## PROBLEM TO WORK ON
Reproduce the listing word for word. Skip any image.

— START INPUT MATERIAL —

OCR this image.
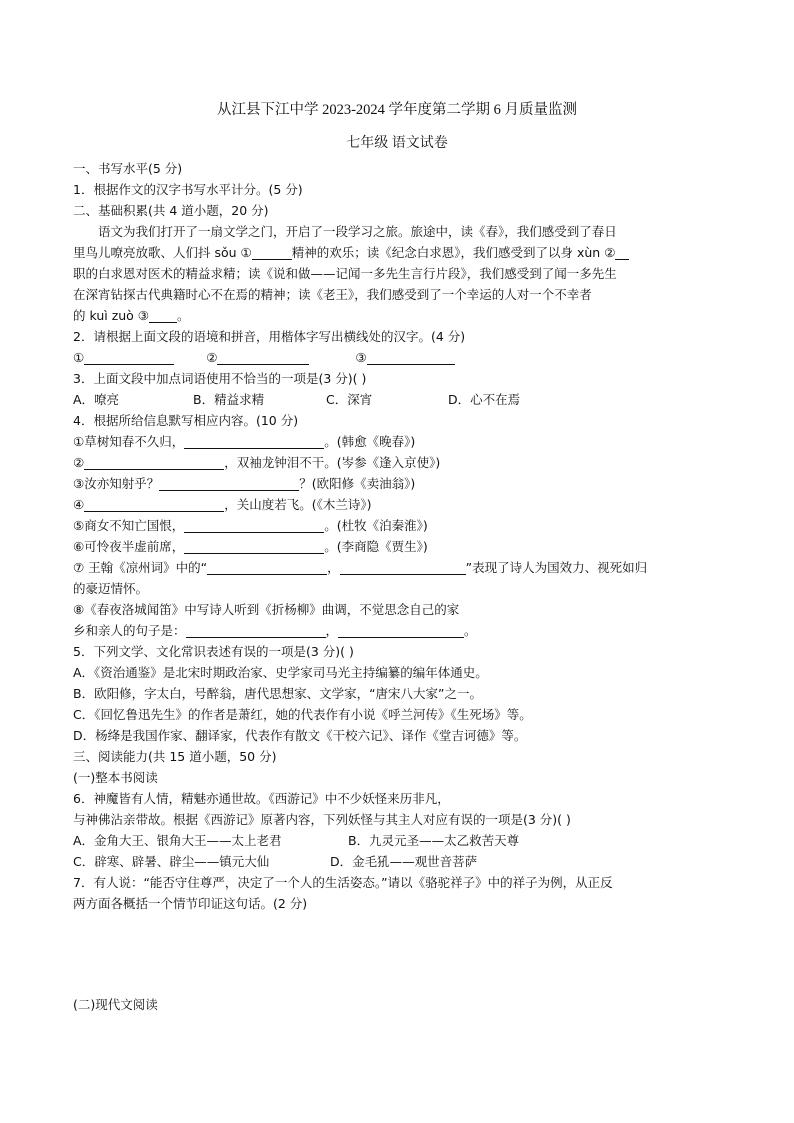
从江县下江中学 2023-2024 学年度第二学期 6 月质量监测
七年级 语文试卷
一、书写水平(5 分)
1．根据作文的汉字书写水平计分。(5 分)
二、基础积累(共 4 道小题，20 分)
语文为我们打开了一扇文学之门，开启了一段学习之旅。旅途中，读《春》，我们感受到了春日
里鸟儿嘹亮放歌、人们抖 sǒu ①	精神的欢乐；读《纪念白求恩》，我们感受到了以身 xùn ②
职的白求恩对医术的精益求精；读《说和做——记闻一多先生言行片段》，我们感受到了闻一多先生
在深宵钻探古代典籍时心不在焉的精神；读《老王》，我们感受到了一个幸运的人对一个不幸者
的 kuì zuò ③ 。
2．请根据上面文段的语境和拼音，用楷体字写出横线处的汉字。(4 分)
①	②	③
3．上面文段中加点词语使用不恰当的一项是(3 分)( )
A．嘹亮	B．精益求精	C．深宵	D．心不在焉
4．根据所给信息默写相应内容。(10 分)
①草树知春不久归，	。(韩愈《晚春》)
②	，双袖龙钟泪不干。(岑参《逢入京使》)
③汝亦知射乎？	？(欧阳修《卖油翁》)
④	，关山度若飞。(《木兰诗》)
⑤商女不知亡国恨，	。(杜牧《泊秦淮》)
⑥可怜夜半虚前席，	。(李商隐《贾生》)
⑦ 王翰《凉州词》中的“	，	”表现了诗人为国效力、视死如归
的豪迈情怀。
⑧《春夜洛城闻笛》中写诗人听到《折杨柳》曲调，不觉思念自己的家
乡和亲人的句子是：	，	。
5．下列文学、文化常识表述有误的一项是(3 分)( )
A．《资治通鉴》是北宋时期政治家、史学家司马光主持编纂的编年体通史。
B．欧阳修，字太白，号醉翁，唐代思想家、文学家，“唐宋八大家”之一。
C．《回忆鲁迅先生》的作者是萧红，她的代表作有小说《呼兰河传》《生死场》等。
D．杨绛是我国作家、翻译家，代表作有散文《干校六记》、译作《堂吉诃德》等。
三、阅读能力(共 15 道小题，50 分)
(一)整本书阅读
6．神魔皆有人情，精魅亦通世故。《西游记》中不少妖怪来历非凡，
与神佛沾亲带故。根据《西游记》原著内容，下列妖怪与其主人对应有误的一项是(3 分)( )
A．金角大王、银角大王——太上老君	B．九灵元圣——太乙救苦天尊
C．辟寒、辟暑、辟尘——镇元大仙	D．金毛犼——观世音菩萨
7．有人说：“能否守住尊严，决定了一个人的生活姿态。”请以《骆驼祥子》中的祥子为例，从正反
两方面各概括一个情节印证这句话。(2 分)
(二)现代文阅读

— END INPUT MATERIAL —

## SOLUTION FOR THIS PROBLEM
OCR this image.
从江县下江中学 2023-2024 学年度第二学期 6 月质量监测
七年级 语文试卷
一、书写水平(5 分)
1．根据作文的汉字书写水平计分。(5 分)
二、基础积累(共 4 道小题，20 分)
语文为我们打开了一扇文学之门，开启了一段学习之旅。旅途中，读《春》，我们感受到了春日
里鸟儿嘹亮放歌、人们抖 sǒu ①	精神的欢乐；读《纪念白求恩》，我们感受到了以身 xùn ②
职的白求恩对医术的精益求精；读《说和做——记闻一多先生言行片段》，我们感受到了闻一多先生
在深宵钻探古代典籍时心不在焉的精神；读《老王》，我们感受到了一个幸运的人对一个不幸者
的 kuì zuò ③ 。
2．请根据上面文段的语境和拼音，用楷体字写出横线处的汉字。(4 分)
①	②	③
3．上面文段中加点词语使用不恰当的一项是(3 分)( )
A．嘹亮	B．精益求精	C．深宵	D．心不在焉
4．根据所给信息默写相应内容。(10 分)
①草树知春不久归，	。(韩愈《晚春》)
②	，双袖龙钟泪不干。(岑参《逢入京使》)
③汝亦知射乎？	？(欧阳修《卖油翁》)
④	，关山度若飞。(《木兰诗》)
⑤商女不知亡国恨，	。(杜牧《泊秦淮》)
⑥可怜夜半虚前席，	。(李商隐《贾生》)
⑦ 王翰《凉州词》中的“	，	”表现了诗人为国效力、视死如归
的豪迈情怀。
⑧《春夜洛城闻笛》中写诗人听到《折杨柳》曲调，不觉思念自己的家
乡和亲人的句子是：	，	。
5．下列文学、文化常识表述有误的一项是(3 分)( )
A．《资治通鉴》是北宋时期政治家、史学家司马光主持编纂的编年体通史。
B．欧阳修，字太白，号醉翁，唐代思想家、文学家，“唐宋八大家”之一。
C．《回忆鲁迅先生》的作者是萧红，她的代表作有小说《呼兰河传》《生死场》等。
D．杨绛是我国作家、翻译家，代表作有散文《干校六记》、译作《堂吉诃德》等。
三、阅读能力(共 15 道小题，50 分)
(一)整本书阅读
6．神魔皆有人情，精魅亦通世故。《西游记》中不少妖怪来历非凡，
与神佛沾亲带故。根据《西游记》原著内容，下列妖怪与其主人对应有误的一项是(3 分)( )
A．金角大王、银角大王——太上老君	B．九灵元圣——太乙救苦天尊
C．辟寒、辟暑、辟尘——镇元大仙	D．金毛犼——观世音菩萨
7．有人说：“能否守住尊严，决定了一个人的生活姿态。”请以《骆驼祥子》中的祥子为例，从正反
两方面各概括一个情节印证这句话。(2 分)
(二)现代文阅读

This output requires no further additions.